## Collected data

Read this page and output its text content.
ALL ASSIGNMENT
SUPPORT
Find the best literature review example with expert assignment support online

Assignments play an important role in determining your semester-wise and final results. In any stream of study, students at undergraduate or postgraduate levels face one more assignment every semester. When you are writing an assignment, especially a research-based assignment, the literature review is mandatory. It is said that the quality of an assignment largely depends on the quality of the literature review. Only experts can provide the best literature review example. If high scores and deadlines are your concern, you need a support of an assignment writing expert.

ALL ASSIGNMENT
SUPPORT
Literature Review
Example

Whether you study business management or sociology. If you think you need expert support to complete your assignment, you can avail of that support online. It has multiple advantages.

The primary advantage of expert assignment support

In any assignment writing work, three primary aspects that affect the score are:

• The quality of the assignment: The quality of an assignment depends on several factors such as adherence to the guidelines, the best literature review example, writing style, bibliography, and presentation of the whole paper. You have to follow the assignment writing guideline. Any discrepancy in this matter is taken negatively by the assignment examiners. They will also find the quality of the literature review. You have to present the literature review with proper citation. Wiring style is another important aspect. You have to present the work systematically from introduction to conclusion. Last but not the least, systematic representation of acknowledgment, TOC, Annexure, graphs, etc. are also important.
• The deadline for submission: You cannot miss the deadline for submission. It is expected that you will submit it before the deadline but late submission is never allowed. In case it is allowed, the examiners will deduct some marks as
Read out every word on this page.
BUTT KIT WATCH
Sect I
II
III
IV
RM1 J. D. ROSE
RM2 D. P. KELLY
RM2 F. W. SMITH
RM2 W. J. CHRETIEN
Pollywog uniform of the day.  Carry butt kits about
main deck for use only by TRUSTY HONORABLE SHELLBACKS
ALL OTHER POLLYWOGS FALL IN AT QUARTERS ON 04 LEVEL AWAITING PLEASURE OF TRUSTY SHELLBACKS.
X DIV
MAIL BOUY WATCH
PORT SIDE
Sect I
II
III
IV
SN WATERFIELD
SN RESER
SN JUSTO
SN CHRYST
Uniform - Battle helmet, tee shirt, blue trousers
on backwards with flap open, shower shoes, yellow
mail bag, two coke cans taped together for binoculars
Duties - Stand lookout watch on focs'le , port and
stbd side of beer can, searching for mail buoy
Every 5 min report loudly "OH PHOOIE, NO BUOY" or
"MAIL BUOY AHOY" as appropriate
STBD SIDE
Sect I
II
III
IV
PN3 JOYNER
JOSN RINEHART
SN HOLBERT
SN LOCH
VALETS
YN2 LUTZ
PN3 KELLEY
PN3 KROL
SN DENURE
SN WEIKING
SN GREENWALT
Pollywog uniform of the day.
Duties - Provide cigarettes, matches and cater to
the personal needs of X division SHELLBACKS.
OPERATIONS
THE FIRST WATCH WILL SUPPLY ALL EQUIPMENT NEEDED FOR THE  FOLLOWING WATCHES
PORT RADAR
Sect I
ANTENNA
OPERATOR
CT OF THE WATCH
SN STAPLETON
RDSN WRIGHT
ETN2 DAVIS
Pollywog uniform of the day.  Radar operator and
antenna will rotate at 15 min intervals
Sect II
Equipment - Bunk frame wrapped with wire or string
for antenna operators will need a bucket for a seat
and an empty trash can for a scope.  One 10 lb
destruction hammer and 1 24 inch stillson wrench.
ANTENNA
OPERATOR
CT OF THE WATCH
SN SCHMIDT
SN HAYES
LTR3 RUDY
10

## AIM OF THE TASK
Set every line of the listing down word for word.

## CORRECT OUTPUT
Read this page and output its text content.
ALL ASSIGNMENT
SUPPORT
Find the best literature review example with expert assignment support online

Assignments play an important role in determining your semester-wise and final results. In any stream of study, students at undergraduate or postgraduate levels face one more assignment every semester. When you are writing an assignment, especially a research-based assignment, the literature review is mandatory. It is said that the quality of an assignment largely depends on the quality of the literature review. Only experts can provide the best literature review example. If high scores and deadlines are your concern, you need a support of an assignment writing expert.

ALL ASSIGNMENT
SUPPORT
Literature Review
Example

Whether you study business management or sociology. If you think you need expert support to complete your assignment, you can avail of that support online. It has multiple advantages.

The primary advantage of expert assignment support

In any assignment writing work, three primary aspects that affect the score are:

• The quality of the assignment: The quality of an assignment depends on several factors such as adherence to the guidelines, the best literature review example, writing style, bibliography, and presentation of the whole paper. You have to follow the assignment writing guideline. Any discrepancy in this matter is taken negatively by the assignment examiners. They will also find the quality of the literature review. You have to present the literature review with proper citation. Wiring style is another important aspect. You have to present the work systematically from introduction to conclusion. Last but not the least, systematic representation of acknowledgment, TOC, Annexure, graphs, etc. are also important.
• The deadline for submission: You cannot miss the deadline for submission. It is expected that you will submit it before the deadline but late submission is never allowed. In case it is allowed, the examiners will deduct some marks as
Read out every word on this page.
BUTT KIT WATCH
Sect I
II
III
IV
RM1 J. D. ROSE
RM2 D. P. KELLY
RM2 F. W. SMITH
RM2 W. J. CHRETIEN
Pollywog uniform of the day.  Carry butt kits about
main deck for use only by TRUSTY HONORABLE SHELLBACKS
ALL OTHER POLLYWOGS FALL IN AT QUARTERS ON 04 LEVEL AWAITING PLEASURE OF TRUSTY SHELLBACKS.
X DIV
MAIL BOUY WATCH
PORT SIDE
Sect I
II
III
IV
SN WATERFIELD
SN RESER
SN JUSTO
SN CHRYST
Uniform - Battle helmet, tee shirt, blue trousers
on backwards with flap open, shower shoes, yellow
mail bag, two coke cans taped together for binoculars
Duties - Stand lookout watch on focs'le , port and
stbd side of beer can, searching for mail buoy
Every 5 min report loudly "OH PHOOIE, NO BUOY" or
"MAIL BUOY AHOY" as appropriate
STBD SIDE
Sect I
II
III
IV
PN3 JOYNER
JOSN RINEHART
SN HOLBERT
SN LOCH
VALETS
YN2 LUTZ
PN3 KELLEY
PN3 KROL
SN DENURE
SN WEIKING
SN GREENWALT
Pollywog uniform of the day.
Duties - Provide cigarettes, matches and cater to
the personal needs of X division SHELLBACKS.
OPERATIONS
THE FIRST WATCH WILL SUPPLY ALL EQUIPMENT NEEDED FOR THE  FOLLOWING WATCHES
PORT RADAR
Sect I
ANTENNA
OPERATOR
CT OF THE WATCH
SN STAPLETON
RDSN WRIGHT
ETN2 DAVIS
Pollywog uniform of the day.  Radar operator and
antenna will rotate at 15 min intervals
Sect II
Equipment - Bunk frame wrapped with wire or string
for antenna operators will need a bucket for a seat
and an empty trash can for a scope.  One 10 lb
destruction hammer and 1 24 inch stillson wrench.
ANTENNA
OPERATOR
CT OF THE WATCH
SN SCHMIDT
SN HAYES
LTR3 RUDY
10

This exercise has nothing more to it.